Aim:
Set out every line bearing the string "chart".

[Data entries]
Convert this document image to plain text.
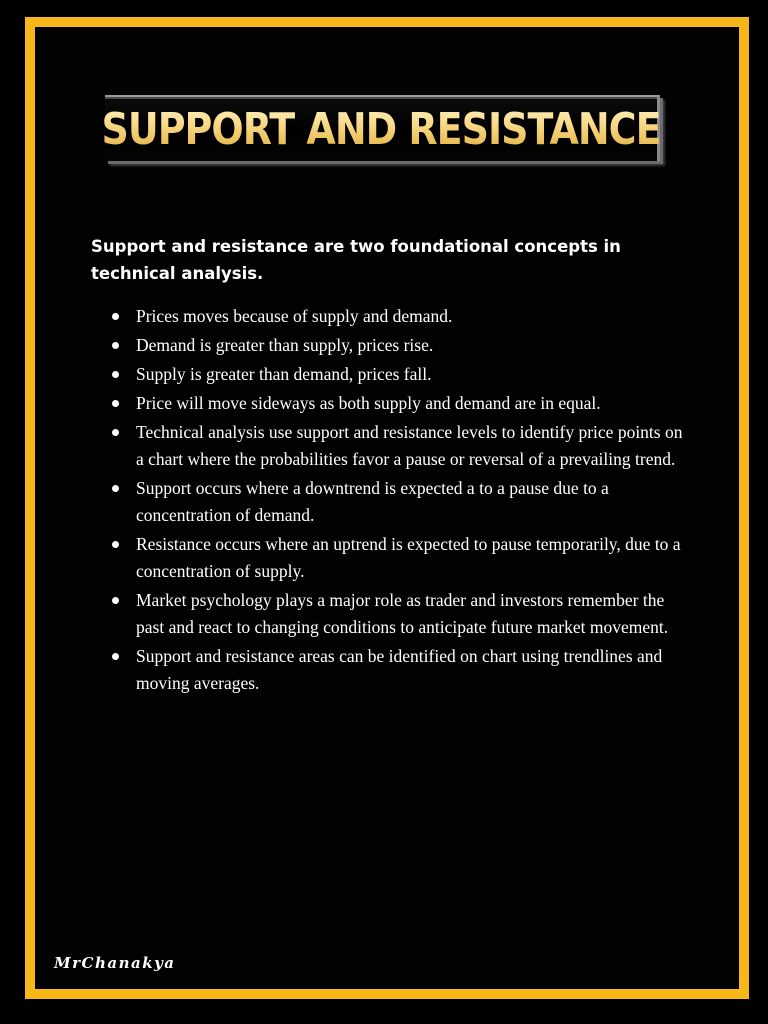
SUPPORT AND RESISTANCE

Support and resistance are two foundational concepts in technical analysis.

Prices moves because of supply and demand.
Demand is greater than supply, prices rise.
Supply is greater than demand, prices fall.
Price will move sideways as both supply and demand are in equal.
Technical analysis use support and resistance levels to identify price points on a chart where the probabilities favor a pause or reversal of a prevailing trend.
Support occurs where a downtrend is expected a to a pause due to a concentration of demand.
Resistance occurs where an uptrend is expected to pause temporarily, due to a concentration of supply.
Market psychology plays a major role as trader and investors remember the past and react to changing conditions to anticipate future market movement.
Support and resistance areas can be identified on chart using trendlines and moving averages.
MrChanakya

Written response:
Technical analysis use support and resistance levels to identify price points on a chart where the probabilities favor a pause or reversal of a prevailing trend.
Support and resistance areas can be identified on chart using trendlines and moving averages.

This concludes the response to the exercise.